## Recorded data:
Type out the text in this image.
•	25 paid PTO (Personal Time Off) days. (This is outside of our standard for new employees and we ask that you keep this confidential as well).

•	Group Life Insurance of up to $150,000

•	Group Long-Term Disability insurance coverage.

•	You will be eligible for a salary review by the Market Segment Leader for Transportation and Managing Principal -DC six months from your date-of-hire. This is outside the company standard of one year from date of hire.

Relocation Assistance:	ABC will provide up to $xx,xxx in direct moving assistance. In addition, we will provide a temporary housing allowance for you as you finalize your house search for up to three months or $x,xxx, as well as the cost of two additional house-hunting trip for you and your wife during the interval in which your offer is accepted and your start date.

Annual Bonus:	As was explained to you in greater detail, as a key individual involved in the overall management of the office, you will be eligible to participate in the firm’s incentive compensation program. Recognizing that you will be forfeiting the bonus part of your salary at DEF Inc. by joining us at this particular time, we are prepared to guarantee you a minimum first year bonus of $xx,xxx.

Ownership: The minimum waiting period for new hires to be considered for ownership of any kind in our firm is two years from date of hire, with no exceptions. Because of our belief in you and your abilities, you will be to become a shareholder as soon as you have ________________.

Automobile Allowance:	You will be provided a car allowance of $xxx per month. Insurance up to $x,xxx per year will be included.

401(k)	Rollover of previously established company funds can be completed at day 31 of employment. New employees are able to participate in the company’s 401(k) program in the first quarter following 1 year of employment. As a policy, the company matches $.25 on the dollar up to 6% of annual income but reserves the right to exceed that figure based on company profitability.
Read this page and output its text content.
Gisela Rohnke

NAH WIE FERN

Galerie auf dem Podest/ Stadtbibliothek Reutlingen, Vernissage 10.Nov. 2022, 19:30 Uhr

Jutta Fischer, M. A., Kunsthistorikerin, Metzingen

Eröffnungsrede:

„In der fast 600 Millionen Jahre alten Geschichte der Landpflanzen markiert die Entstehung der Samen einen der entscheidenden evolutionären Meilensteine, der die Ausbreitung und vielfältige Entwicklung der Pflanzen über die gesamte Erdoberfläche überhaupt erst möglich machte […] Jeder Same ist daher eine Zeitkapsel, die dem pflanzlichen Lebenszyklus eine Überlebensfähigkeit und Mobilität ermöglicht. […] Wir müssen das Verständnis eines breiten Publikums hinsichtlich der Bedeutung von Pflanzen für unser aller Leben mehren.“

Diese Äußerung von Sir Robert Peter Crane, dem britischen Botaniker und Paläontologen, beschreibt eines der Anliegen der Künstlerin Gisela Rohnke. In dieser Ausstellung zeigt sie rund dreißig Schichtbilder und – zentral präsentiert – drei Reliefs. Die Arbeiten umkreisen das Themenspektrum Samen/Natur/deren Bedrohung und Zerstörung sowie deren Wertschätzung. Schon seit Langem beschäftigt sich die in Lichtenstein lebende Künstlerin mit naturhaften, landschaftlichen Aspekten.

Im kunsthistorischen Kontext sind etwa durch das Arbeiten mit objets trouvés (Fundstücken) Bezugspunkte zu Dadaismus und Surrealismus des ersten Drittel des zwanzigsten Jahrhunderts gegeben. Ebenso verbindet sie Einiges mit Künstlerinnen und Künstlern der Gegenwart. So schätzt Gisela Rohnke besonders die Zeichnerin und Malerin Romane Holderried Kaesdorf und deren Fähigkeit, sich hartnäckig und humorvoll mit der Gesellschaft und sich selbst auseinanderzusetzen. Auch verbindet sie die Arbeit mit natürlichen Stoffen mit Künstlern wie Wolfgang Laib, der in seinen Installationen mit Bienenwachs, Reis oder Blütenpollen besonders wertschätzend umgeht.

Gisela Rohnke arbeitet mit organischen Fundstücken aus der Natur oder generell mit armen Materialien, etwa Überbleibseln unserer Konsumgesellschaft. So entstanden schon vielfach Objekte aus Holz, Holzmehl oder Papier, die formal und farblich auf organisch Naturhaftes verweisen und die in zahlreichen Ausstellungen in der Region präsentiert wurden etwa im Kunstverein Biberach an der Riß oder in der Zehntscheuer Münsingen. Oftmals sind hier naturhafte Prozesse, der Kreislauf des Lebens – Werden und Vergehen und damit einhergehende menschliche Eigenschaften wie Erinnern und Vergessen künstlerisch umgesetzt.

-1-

## Written instruction:
Retype all of the material above with every character intact.

## Response for this exercise:
Type out the text in this image.
•	25 paid PTO (Personal Time Off) days. (This is outside of our standard for new employees and we ask that you keep this confidential as well).

•	Group Life Insurance of up to $150,000

•	Group Long-Term Disability insurance coverage.

•	You will be eligible for a salary review by the Market Segment Leader for Transportation and Managing Principal -DC six months from your date-of-hire. This is outside the company standard of one year from date of hire.

Relocation Assistance:	ABC will provide up to $xx,xxx in direct moving assistance. In addition, we will provide a temporary housing allowance for you as you finalize your house search for up to three months or $x,xxx, as well as the cost of two additional house-hunting trip for you and your wife during the interval in which your offer is accepted and your start date.

Annual Bonus:	As was explained to you in greater detail, as a key individual involved in the overall management of the office, you will be eligible to participate in the firm’s incentive compensation program. Recognizing that you will be forfeiting the bonus part of your salary at DEF Inc. by joining us at this particular time, we are prepared to guarantee you a minimum first year bonus of $xx,xxx.

Ownership: The minimum waiting period for new hires to be considered for ownership of any kind in our firm is two years from date of hire, with no exceptions. Because of our belief in you and your abilities, you will be to become a shareholder as soon as you have ________________.

Automobile Allowance:	You will be provided a car allowance of $xxx per month. Insurance up to $x,xxx per year will be included.

401(k)	Rollover of previously established company funds can be completed at day 31 of employment. New employees are able to participate in the company’s 401(k) program in the first quarter following 1 year of employment. As a policy, the company matches $.25 on the dollar up to 6% of annual income but reserves the right to exceed that figure based on company profitability.
Read this page and output its text content.
Gisela Rohnke

NAH WIE FERN

Galerie auf dem Podest/ Stadtbibliothek Reutlingen, Vernissage 10.Nov. 2022, 19:30 Uhr

Jutta Fischer, M. A., Kunsthistorikerin, Metzingen

Eröffnungsrede:

„In der fast 600 Millionen Jahre alten Geschichte der Landpflanzen markiert die Entstehung der Samen einen der entscheidenden evolutionären Meilensteine, der die Ausbreitung und vielfältige Entwicklung der Pflanzen über die gesamte Erdoberfläche überhaupt erst möglich machte […] Jeder Same ist daher eine Zeitkapsel, die dem pflanzlichen Lebenszyklus eine Überlebensfähigkeit und Mobilität ermöglicht. […] Wir müssen das Verständnis eines breiten Publikums hinsichtlich der Bedeutung von Pflanzen für unser aller Leben mehren.“

Diese Äußerung von Sir Robert Peter Crane, dem britischen Botaniker und Paläontologen, beschreibt eines der Anliegen der Künstlerin Gisela Rohnke. In dieser Ausstellung zeigt sie rund dreißig Schichtbilder und – zentral präsentiert – drei Reliefs. Die Arbeiten umkreisen das Themenspektrum Samen/Natur/deren Bedrohung und Zerstörung sowie deren Wertschätzung. Schon seit Langem beschäftigt sich die in Lichtenstein lebende Künstlerin mit naturhaften, landschaftlichen Aspekten.

Im kunsthistorischen Kontext sind etwa durch das Arbeiten mit objets trouvés (Fundstücken) Bezugspunkte zu Dadaismus und Surrealismus des ersten Drittel des zwanzigsten Jahrhunderts gegeben. Ebenso verbindet sie Einiges mit Künstlerinnen und Künstlern der Gegenwart. So schätzt Gisela Rohnke besonders die Zeichnerin und Malerin Romane Holderried Kaesdorf und deren Fähigkeit, sich hartnäckig und humorvoll mit der Gesellschaft und sich selbst auseinanderzusetzen. Auch verbindet sie die Arbeit mit natürlichen Stoffen mit Künstlern wie Wolfgang Laib, der in seinen Installationen mit Bienenwachs, Reis oder Blütenpollen besonders wertschätzend umgeht.

Gisela Rohnke arbeitet mit organischen Fundstücken aus der Natur oder generell mit armen Materialien, etwa Überbleibseln unserer Konsumgesellschaft. So entstanden schon vielfach Objekte aus Holz, Holzmehl oder Papier, die formal und farblich auf organisch Naturhaftes verweisen und die in zahlreichen Ausstellungen in der Region präsentiert wurden etwa im Kunstverein Biberach an der Riß oder in der Zehntscheuer Münsingen. Oftmals sind hier naturhafte Prozesse, der Kreislauf des Lebens – Werden und Vergehen und damit einhergehende menschliche Eigenschaften wie Erinnern und Vergessen künstlerisch umgesetzt.

-1-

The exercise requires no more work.